◆ EXERCISE DIRECTIONS:
Search the listing for the word "Center". Copy every line where it is found.

◆ DATA EXTRACTS:
- Opening Delimiter -

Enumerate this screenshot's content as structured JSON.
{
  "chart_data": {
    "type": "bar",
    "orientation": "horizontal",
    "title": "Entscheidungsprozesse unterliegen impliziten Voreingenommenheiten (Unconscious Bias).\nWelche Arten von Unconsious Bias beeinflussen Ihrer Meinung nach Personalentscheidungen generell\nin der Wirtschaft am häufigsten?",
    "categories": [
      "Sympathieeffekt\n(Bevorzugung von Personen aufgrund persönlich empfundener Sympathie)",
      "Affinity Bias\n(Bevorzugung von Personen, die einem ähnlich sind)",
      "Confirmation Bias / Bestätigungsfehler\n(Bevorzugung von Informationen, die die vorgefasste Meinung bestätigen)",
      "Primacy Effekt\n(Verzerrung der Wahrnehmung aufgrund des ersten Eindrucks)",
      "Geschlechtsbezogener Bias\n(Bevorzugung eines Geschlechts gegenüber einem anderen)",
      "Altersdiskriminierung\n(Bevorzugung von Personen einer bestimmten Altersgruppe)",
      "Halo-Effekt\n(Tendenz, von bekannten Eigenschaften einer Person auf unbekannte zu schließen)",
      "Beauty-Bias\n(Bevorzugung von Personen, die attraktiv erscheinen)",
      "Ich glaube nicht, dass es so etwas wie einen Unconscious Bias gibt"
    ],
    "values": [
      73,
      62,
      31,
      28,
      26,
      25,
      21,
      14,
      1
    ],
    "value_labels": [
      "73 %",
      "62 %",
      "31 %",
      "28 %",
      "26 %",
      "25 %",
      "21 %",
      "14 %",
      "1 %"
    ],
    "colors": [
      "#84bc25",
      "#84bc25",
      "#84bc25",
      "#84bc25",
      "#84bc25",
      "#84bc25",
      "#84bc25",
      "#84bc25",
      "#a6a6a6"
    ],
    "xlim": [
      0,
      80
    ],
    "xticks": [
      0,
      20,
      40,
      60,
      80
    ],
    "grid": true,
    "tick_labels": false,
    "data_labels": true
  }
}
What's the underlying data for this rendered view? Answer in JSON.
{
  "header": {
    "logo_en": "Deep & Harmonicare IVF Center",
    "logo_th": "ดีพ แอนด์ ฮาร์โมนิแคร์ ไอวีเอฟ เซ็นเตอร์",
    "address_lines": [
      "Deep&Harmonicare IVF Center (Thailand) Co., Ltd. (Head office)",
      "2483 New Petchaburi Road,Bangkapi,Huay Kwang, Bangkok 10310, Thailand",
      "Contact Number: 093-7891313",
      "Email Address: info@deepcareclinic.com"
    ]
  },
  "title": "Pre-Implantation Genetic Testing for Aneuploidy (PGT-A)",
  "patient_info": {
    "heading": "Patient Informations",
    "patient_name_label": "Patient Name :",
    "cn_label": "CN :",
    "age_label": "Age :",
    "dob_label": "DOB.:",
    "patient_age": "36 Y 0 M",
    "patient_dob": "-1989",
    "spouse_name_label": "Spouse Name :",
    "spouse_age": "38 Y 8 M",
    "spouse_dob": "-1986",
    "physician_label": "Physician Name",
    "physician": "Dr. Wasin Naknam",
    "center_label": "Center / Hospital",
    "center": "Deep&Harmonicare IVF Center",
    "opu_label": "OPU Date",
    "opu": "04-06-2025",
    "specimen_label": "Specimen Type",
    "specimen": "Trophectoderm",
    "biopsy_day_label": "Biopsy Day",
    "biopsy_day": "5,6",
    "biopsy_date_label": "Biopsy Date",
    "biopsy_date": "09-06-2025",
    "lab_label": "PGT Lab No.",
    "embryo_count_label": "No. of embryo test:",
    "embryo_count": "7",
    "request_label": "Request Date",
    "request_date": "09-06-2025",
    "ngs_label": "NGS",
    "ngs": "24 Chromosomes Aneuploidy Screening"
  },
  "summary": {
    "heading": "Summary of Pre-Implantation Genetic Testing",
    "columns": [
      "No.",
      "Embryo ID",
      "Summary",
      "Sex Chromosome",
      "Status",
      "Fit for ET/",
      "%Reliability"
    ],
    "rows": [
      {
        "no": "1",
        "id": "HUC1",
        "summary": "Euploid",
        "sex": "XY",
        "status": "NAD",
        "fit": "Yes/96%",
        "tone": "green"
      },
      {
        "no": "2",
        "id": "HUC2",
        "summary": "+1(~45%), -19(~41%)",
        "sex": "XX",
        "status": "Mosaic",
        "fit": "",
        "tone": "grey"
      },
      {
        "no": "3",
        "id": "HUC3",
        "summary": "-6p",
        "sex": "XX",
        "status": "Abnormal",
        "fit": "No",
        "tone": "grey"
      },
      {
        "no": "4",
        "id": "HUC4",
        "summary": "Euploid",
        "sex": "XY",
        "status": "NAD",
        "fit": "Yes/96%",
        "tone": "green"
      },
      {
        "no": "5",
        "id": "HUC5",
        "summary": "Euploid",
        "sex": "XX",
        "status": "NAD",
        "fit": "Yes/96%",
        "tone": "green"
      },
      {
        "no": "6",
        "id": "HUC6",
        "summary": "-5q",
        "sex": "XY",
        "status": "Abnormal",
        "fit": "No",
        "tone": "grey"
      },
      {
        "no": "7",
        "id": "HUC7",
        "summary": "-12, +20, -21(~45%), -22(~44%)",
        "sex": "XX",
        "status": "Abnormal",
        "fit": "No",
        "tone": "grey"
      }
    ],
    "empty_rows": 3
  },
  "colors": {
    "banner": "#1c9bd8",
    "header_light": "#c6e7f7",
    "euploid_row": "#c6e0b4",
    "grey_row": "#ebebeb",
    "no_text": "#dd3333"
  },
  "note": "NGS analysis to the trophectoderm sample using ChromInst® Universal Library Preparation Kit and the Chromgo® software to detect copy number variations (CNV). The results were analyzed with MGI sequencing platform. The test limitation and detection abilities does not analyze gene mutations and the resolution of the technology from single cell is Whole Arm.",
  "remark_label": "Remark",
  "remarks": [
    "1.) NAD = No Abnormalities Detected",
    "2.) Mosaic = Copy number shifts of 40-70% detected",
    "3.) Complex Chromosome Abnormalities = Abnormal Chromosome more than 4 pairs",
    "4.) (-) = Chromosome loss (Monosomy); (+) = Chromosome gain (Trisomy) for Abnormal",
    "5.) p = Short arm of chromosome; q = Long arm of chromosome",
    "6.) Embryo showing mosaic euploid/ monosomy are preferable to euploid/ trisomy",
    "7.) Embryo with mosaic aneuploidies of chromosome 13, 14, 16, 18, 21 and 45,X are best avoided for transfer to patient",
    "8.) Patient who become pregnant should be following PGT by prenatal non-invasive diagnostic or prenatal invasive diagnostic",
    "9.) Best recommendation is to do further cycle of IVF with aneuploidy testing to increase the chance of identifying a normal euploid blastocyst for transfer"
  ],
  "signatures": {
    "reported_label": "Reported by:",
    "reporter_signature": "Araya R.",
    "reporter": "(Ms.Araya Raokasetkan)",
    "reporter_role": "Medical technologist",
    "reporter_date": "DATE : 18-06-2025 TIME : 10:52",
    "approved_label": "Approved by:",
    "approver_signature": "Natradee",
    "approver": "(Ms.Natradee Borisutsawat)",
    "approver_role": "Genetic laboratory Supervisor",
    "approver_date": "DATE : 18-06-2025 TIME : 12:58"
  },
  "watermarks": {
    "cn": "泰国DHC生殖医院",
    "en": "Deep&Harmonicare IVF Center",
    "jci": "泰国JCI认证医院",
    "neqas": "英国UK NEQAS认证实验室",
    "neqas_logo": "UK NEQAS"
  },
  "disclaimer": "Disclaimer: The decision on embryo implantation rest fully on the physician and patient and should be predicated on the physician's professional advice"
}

- Closing Delimiter -

◆ SOLUTION TO THE EXERCISE:
    "logo_en": "Deep & Harmonicare IVF Center",
      "Deep&Harmonicare IVF Center (Thailand) Co., Ltd. (Head office)",
    "center_label": "Center / Hospital",
    "center": "Deep&Harmonicare IVF Center",
    "en": "Deep&Harmonicare IVF Center",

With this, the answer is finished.